- **Problem requirements**:
Pull every "ffffff" line out of the data below.

start Exercise input

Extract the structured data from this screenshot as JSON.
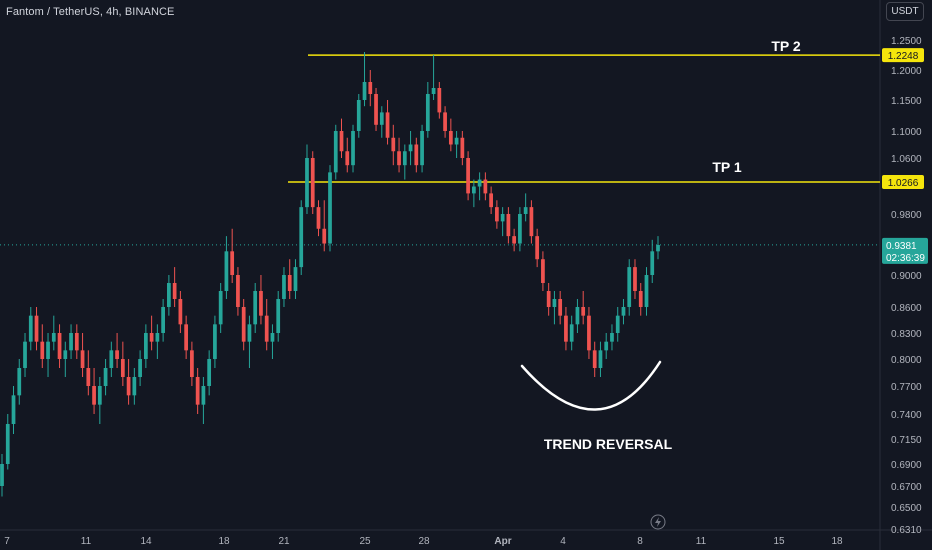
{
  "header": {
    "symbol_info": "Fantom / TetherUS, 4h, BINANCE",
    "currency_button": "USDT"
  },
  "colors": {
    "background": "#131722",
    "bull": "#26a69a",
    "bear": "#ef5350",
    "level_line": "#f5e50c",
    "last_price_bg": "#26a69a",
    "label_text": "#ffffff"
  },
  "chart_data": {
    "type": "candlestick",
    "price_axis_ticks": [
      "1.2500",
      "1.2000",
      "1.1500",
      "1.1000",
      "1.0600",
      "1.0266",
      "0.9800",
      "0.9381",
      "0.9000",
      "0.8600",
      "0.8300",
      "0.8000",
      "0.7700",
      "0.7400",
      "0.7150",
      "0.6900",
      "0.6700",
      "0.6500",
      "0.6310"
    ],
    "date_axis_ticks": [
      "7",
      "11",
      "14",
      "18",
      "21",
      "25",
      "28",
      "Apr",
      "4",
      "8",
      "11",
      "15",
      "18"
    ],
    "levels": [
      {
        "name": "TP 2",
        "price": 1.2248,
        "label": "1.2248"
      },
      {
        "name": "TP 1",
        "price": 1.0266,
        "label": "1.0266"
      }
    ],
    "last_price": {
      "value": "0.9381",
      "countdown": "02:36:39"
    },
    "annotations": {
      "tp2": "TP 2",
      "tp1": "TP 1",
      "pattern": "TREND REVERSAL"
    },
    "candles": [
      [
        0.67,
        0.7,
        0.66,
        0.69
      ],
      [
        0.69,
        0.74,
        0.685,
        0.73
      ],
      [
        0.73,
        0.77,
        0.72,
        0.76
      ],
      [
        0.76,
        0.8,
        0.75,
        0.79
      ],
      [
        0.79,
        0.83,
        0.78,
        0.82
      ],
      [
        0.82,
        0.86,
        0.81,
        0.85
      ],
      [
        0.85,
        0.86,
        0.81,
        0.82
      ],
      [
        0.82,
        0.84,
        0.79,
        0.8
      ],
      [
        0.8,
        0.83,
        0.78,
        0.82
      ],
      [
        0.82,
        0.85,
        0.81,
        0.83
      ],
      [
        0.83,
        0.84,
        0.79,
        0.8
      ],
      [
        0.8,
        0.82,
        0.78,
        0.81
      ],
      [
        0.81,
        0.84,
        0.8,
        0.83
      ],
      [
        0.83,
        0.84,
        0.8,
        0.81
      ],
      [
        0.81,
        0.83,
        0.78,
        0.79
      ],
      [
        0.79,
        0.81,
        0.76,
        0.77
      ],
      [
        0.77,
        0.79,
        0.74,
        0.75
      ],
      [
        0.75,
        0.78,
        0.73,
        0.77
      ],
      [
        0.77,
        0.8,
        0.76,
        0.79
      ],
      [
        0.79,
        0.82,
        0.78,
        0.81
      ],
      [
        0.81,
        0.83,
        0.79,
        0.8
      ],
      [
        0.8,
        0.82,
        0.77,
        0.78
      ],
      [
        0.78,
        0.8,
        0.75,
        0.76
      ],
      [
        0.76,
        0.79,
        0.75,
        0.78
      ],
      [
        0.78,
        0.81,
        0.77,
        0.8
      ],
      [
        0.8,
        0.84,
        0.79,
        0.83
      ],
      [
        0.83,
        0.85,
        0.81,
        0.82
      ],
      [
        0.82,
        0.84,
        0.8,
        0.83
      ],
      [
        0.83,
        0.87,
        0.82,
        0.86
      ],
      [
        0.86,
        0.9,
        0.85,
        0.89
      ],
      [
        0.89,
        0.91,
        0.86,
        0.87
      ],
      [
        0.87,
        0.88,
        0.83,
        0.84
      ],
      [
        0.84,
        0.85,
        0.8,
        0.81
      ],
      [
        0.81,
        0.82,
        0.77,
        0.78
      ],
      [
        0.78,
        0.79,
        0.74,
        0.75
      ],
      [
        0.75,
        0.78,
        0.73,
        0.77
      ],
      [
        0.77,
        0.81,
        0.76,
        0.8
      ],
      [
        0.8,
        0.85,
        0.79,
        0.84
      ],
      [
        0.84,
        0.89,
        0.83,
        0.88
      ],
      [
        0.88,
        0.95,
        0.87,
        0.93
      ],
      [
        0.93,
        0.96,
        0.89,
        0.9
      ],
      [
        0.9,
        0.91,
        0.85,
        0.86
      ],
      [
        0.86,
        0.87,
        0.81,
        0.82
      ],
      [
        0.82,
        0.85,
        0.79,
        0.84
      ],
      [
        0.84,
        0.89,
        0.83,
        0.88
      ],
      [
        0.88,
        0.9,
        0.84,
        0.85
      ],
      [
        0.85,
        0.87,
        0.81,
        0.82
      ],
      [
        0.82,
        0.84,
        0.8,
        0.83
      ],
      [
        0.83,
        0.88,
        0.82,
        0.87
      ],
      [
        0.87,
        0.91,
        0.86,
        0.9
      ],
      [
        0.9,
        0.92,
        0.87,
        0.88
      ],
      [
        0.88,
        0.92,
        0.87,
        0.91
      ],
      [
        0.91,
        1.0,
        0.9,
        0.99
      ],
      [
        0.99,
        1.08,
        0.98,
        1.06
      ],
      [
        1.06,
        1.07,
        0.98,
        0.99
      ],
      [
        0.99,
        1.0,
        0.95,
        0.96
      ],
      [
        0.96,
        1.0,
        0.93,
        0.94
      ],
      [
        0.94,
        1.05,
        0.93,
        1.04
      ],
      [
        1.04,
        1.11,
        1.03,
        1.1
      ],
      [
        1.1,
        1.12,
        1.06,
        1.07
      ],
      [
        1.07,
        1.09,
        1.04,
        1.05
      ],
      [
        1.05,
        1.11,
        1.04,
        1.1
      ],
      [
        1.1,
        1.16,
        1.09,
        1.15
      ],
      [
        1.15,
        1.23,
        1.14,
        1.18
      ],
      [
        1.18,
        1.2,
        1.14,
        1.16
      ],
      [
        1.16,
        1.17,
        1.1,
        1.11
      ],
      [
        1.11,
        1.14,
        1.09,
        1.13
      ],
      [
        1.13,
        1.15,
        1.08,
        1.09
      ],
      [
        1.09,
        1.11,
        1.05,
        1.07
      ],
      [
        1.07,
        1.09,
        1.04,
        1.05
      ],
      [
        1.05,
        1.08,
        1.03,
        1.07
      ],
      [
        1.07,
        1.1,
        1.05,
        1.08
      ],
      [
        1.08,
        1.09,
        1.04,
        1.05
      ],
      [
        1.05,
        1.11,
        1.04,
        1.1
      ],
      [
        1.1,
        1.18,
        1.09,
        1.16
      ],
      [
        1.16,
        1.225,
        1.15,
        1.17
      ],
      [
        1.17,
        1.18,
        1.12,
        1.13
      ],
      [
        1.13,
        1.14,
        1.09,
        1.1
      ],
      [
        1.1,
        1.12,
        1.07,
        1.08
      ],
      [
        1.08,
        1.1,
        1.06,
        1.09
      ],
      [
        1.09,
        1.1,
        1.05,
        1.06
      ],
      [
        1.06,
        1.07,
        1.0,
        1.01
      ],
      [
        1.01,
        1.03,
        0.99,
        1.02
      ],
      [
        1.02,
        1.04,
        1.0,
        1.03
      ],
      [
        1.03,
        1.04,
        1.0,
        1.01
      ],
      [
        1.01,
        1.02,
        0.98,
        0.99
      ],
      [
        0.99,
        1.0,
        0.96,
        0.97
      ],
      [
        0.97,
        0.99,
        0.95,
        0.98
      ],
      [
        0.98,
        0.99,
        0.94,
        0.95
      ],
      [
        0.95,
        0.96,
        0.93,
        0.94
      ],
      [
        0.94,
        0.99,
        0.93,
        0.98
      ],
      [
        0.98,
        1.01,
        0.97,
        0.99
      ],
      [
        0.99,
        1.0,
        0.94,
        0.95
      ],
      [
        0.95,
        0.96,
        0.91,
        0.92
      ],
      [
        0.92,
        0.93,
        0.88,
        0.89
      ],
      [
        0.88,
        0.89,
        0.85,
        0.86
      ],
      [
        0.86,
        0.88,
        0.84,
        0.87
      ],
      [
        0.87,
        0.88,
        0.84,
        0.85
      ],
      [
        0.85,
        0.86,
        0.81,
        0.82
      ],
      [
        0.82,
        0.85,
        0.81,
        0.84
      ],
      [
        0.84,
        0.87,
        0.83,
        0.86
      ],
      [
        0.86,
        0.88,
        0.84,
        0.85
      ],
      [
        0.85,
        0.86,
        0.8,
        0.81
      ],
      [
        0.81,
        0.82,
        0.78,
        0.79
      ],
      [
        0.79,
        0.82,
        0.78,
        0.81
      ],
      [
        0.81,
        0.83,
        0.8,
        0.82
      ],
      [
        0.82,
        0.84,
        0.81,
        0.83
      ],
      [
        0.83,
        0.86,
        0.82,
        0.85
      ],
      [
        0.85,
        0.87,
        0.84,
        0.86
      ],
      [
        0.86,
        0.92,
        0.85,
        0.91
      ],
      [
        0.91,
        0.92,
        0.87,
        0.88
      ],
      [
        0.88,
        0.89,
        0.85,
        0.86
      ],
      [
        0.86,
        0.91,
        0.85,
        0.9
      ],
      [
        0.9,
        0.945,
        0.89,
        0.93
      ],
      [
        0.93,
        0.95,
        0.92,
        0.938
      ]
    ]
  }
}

end Exercise input
start Exercise input

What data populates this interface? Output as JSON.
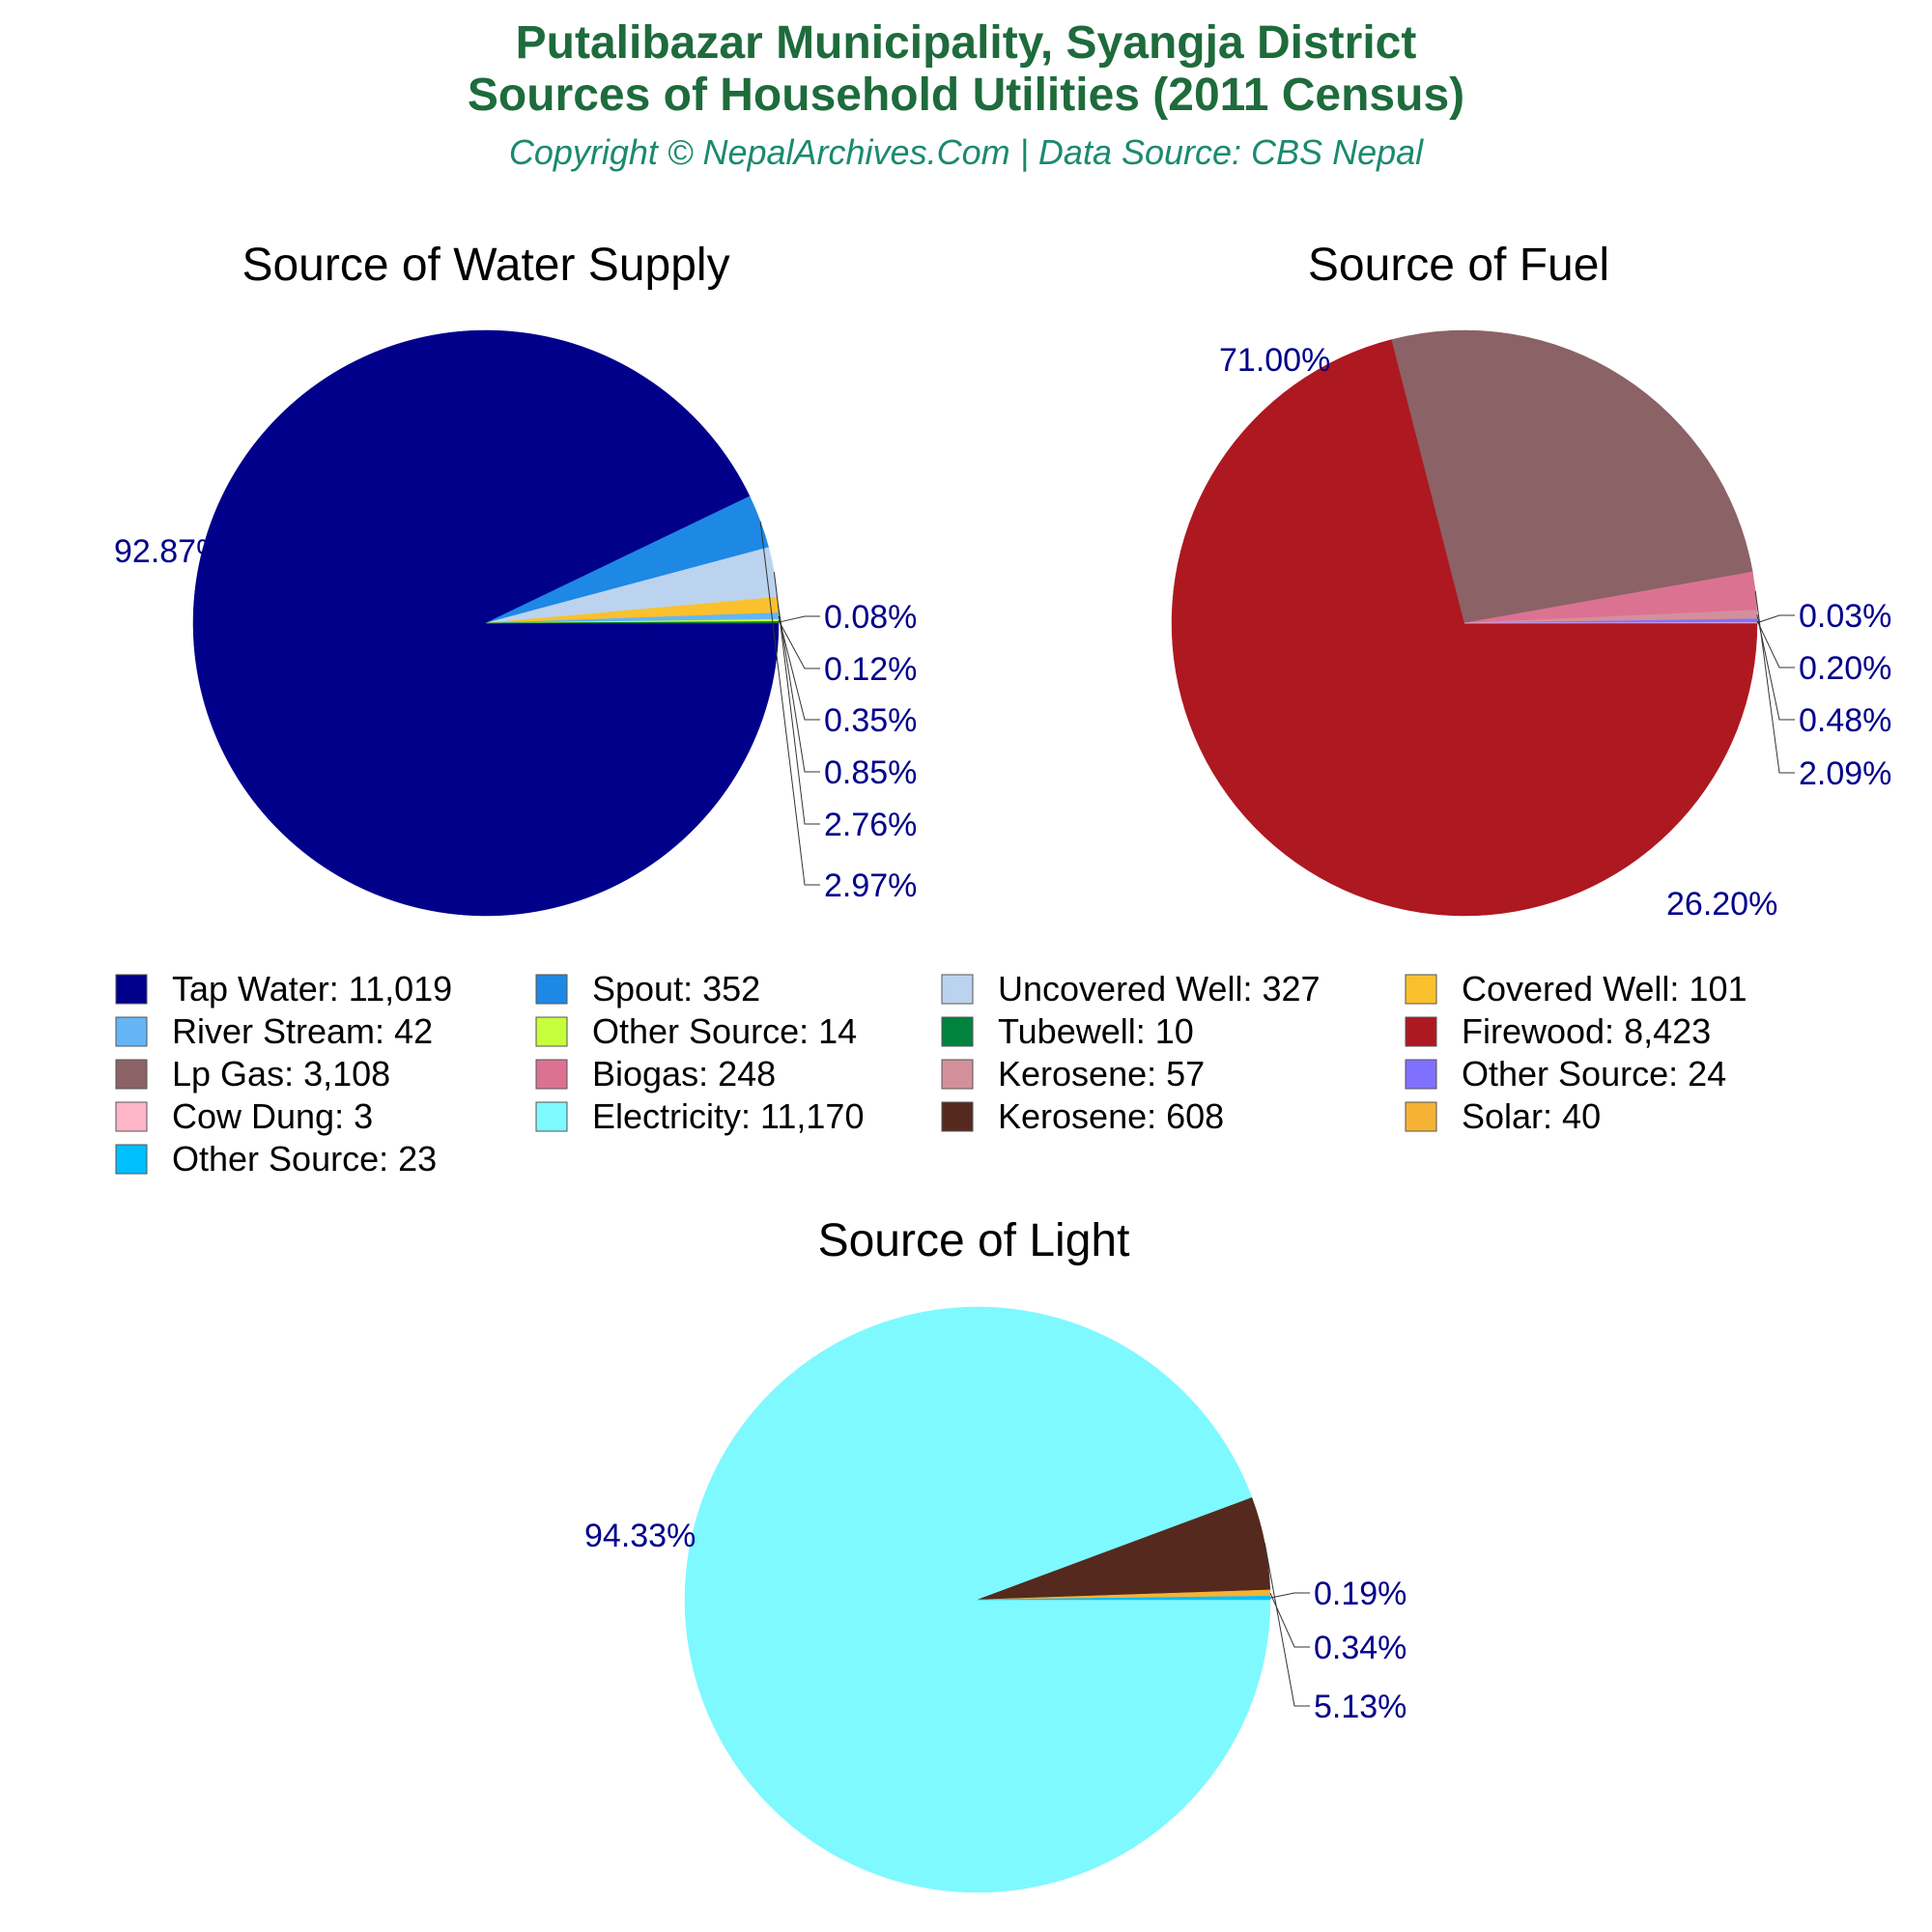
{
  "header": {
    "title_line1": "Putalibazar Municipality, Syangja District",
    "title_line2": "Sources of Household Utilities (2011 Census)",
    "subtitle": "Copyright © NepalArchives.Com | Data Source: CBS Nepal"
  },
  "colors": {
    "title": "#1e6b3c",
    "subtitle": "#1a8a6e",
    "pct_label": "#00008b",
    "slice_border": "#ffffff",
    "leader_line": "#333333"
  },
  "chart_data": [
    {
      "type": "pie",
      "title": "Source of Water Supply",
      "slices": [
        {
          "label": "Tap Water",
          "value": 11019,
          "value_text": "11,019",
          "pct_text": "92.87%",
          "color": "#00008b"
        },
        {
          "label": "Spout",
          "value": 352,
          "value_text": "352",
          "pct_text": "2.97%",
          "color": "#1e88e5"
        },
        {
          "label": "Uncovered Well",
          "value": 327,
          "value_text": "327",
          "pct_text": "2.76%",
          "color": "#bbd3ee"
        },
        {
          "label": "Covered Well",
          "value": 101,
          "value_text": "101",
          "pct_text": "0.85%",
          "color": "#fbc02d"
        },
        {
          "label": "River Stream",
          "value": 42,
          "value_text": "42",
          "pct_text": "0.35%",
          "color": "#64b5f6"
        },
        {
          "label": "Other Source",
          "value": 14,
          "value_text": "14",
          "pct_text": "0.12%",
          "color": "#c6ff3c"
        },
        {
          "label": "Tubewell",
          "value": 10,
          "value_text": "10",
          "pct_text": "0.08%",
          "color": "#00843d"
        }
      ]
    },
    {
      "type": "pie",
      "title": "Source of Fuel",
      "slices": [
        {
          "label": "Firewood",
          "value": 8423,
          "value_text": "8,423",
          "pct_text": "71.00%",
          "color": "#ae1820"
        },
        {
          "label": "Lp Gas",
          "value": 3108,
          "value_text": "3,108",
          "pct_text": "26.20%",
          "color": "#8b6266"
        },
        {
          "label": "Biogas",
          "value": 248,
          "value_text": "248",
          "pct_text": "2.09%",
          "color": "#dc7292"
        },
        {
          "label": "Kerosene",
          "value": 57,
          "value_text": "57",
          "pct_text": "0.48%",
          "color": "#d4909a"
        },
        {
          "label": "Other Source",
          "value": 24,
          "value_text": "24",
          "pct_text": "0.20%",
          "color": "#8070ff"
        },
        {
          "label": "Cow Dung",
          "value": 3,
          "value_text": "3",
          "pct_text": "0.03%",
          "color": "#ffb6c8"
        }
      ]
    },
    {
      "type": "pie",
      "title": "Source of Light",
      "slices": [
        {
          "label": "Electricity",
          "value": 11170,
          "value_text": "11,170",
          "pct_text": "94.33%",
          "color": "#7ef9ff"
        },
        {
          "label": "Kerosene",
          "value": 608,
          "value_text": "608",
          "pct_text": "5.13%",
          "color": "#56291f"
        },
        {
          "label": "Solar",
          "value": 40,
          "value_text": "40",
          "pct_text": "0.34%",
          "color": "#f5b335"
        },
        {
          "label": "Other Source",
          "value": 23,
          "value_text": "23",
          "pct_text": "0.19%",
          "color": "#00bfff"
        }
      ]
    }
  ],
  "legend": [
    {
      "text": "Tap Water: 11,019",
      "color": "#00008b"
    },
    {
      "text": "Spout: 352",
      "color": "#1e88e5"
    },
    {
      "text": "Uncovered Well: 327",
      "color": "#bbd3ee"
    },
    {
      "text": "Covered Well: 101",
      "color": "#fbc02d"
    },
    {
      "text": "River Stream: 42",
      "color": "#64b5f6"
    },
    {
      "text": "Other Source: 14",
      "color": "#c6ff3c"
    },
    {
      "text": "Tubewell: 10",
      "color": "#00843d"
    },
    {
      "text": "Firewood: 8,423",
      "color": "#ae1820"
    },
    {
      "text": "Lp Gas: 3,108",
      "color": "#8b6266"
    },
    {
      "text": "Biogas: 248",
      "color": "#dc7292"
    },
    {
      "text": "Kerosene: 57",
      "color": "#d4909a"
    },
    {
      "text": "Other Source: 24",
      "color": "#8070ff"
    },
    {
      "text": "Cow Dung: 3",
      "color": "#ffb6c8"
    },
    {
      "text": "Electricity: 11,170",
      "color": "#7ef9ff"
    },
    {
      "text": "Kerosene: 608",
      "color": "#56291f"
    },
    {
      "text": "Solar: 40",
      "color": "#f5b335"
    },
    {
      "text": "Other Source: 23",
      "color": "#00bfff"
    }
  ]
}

end Exercise input

- **Written solution**:
    "label_text": "#ffffff"
    "slice_border": "#ffffff",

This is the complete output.